=== What the task asks ===
Identify, in the records below, every line where the string "milk" appears, and copy each such line.

--

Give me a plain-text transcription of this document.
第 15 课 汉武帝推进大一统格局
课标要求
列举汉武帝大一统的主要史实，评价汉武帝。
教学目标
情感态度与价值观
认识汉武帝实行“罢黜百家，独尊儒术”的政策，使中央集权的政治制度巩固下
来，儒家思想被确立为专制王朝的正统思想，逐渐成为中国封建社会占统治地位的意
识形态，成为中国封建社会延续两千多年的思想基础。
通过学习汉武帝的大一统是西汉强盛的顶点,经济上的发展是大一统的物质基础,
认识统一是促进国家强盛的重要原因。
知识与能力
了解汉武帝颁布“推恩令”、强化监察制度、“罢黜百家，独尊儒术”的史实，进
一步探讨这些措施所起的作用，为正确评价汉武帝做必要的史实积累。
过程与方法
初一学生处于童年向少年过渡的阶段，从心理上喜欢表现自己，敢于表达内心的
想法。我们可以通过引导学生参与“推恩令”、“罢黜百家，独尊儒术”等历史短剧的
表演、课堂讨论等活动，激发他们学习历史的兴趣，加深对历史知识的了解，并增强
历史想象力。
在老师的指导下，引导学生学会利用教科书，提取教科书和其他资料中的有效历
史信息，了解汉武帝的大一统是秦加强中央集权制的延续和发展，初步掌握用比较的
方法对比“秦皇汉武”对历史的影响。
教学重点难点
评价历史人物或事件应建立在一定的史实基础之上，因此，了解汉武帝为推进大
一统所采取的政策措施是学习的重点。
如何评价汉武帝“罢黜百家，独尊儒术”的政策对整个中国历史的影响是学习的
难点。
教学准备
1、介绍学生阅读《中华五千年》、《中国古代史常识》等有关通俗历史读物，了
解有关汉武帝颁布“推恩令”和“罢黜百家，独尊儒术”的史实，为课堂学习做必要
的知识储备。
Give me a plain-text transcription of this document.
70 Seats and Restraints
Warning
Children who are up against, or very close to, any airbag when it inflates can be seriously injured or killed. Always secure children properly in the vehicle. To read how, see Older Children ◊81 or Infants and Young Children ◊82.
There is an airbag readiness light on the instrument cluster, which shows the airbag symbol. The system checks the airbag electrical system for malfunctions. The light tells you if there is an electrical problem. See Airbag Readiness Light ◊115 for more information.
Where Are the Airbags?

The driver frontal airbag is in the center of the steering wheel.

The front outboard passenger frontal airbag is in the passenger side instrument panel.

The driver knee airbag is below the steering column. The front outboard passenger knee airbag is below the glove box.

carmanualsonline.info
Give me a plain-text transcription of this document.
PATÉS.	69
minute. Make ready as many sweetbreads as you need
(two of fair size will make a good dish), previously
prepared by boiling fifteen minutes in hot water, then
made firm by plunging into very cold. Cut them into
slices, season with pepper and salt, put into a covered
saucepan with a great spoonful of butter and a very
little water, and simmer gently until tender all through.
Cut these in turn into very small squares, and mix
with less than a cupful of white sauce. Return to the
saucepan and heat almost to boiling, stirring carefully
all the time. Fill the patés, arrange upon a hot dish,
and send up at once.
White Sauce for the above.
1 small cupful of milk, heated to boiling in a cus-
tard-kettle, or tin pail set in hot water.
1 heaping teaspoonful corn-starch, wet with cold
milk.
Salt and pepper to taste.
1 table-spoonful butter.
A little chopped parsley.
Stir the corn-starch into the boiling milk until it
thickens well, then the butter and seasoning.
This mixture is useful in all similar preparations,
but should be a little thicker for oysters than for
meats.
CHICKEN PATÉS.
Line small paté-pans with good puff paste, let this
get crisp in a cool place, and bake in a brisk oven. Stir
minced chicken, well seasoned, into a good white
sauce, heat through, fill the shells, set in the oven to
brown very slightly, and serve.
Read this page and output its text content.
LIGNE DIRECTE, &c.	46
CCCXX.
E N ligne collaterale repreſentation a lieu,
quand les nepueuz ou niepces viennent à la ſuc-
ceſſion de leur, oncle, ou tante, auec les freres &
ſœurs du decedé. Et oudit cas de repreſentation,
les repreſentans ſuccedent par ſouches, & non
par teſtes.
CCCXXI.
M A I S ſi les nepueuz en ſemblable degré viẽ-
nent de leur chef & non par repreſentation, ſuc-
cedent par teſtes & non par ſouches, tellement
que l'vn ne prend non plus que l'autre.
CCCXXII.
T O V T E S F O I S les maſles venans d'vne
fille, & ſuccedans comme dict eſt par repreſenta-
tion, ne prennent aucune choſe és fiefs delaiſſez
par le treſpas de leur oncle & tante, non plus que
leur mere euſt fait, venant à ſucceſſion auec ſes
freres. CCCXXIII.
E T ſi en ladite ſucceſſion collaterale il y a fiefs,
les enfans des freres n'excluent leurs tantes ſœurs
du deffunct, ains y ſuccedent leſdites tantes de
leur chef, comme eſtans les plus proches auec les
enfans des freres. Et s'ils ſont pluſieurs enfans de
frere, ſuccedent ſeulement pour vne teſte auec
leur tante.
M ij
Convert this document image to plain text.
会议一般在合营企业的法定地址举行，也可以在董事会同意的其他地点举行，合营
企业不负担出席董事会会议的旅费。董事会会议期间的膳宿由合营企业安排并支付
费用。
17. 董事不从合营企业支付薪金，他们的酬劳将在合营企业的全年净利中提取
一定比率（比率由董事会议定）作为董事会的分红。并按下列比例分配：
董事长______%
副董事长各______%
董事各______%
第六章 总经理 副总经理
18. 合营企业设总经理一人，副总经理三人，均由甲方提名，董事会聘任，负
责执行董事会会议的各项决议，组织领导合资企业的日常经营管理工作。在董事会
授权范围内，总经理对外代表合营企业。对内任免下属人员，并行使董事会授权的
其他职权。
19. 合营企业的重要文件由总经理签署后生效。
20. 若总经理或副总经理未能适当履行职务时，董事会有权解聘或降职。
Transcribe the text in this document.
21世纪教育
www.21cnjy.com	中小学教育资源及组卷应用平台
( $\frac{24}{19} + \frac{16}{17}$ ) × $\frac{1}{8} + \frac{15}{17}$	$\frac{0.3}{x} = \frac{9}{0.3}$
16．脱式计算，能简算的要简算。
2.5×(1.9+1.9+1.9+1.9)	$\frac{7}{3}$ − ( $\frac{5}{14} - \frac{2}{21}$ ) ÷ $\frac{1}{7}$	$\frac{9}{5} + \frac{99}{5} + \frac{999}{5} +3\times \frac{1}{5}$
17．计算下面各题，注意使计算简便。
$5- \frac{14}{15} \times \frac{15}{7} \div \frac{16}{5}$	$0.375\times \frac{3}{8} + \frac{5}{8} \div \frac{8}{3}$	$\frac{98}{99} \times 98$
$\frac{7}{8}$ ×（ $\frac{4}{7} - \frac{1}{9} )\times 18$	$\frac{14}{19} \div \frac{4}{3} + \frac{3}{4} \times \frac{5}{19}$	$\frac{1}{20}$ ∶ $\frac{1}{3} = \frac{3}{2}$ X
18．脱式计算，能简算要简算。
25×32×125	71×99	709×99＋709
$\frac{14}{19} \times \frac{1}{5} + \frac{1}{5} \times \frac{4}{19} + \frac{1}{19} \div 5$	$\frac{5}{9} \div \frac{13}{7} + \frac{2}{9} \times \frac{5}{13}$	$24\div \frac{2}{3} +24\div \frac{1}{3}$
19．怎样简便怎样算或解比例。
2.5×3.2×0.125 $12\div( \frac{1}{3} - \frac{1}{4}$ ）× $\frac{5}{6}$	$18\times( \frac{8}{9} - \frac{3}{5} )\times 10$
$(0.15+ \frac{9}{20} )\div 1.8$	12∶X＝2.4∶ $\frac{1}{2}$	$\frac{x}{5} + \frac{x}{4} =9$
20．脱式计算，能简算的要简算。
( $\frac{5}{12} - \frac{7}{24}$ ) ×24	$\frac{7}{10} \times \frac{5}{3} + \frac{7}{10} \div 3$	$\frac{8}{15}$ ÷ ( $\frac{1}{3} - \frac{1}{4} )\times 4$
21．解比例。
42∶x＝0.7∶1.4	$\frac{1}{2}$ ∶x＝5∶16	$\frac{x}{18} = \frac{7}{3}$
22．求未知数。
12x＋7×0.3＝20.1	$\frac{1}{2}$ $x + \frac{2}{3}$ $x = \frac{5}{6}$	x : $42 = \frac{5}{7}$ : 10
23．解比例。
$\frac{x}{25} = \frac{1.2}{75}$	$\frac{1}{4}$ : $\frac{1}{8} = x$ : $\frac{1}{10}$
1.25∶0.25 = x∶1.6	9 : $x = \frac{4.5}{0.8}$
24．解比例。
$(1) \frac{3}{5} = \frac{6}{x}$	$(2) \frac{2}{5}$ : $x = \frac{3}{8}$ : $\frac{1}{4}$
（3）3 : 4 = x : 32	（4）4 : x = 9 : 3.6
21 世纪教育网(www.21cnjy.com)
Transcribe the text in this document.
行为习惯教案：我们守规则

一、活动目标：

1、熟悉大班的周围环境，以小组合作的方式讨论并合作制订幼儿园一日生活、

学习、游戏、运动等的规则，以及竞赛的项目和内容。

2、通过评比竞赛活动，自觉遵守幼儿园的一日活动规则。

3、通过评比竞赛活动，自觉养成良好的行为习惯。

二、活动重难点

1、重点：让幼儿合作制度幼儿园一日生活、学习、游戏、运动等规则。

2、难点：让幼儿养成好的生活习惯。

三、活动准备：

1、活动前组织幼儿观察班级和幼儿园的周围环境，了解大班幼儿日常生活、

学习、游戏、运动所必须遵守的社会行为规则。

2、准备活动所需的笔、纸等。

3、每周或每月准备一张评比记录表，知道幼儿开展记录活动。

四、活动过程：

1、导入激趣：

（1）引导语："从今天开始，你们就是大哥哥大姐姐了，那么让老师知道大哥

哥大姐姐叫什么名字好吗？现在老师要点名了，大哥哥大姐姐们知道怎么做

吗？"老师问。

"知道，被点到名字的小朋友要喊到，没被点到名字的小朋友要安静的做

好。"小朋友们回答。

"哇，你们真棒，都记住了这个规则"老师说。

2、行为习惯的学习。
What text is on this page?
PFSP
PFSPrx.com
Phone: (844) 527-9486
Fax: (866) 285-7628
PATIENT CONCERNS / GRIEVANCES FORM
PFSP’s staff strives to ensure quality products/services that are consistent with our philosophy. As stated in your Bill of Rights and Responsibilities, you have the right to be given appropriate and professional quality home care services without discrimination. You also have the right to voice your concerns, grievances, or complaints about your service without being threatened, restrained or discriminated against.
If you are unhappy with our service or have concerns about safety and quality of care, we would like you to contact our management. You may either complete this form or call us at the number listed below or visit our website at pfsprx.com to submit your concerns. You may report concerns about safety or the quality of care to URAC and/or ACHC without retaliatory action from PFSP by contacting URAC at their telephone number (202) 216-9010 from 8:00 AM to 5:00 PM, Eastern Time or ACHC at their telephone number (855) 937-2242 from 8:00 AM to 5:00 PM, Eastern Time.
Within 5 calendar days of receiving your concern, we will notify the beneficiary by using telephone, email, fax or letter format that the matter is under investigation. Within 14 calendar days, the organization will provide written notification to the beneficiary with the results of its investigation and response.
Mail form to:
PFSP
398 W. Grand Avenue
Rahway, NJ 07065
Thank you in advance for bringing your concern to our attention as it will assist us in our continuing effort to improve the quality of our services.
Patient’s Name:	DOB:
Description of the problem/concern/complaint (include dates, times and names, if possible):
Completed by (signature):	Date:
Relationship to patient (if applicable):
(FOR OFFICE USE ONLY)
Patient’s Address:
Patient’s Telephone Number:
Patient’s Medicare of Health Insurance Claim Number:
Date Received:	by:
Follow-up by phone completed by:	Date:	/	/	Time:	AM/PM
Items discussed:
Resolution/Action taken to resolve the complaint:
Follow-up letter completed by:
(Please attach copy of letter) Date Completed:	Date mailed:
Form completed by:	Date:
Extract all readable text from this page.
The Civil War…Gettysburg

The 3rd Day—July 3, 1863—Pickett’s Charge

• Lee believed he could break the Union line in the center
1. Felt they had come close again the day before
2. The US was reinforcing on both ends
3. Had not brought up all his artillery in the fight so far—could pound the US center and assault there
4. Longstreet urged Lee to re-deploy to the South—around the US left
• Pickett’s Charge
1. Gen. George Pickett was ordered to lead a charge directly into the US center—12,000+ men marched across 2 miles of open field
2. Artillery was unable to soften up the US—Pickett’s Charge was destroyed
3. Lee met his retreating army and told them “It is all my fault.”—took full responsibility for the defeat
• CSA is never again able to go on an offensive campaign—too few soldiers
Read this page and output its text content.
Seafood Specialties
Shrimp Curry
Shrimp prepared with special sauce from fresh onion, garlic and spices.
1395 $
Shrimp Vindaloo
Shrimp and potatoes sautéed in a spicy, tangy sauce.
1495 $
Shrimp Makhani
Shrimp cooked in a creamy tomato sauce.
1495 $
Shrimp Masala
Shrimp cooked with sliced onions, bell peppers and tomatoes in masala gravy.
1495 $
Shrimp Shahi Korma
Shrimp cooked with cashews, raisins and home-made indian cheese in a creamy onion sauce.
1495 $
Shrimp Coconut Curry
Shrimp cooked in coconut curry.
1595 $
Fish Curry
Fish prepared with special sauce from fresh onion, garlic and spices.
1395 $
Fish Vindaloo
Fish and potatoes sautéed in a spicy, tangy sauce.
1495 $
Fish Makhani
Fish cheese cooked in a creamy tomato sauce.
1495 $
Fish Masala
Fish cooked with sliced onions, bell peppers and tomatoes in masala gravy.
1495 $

--

=== Task output ===
1 small cupful of milk, heated to boiling in a cus-
milk.
Stir the corn-starch into the boiling milk until it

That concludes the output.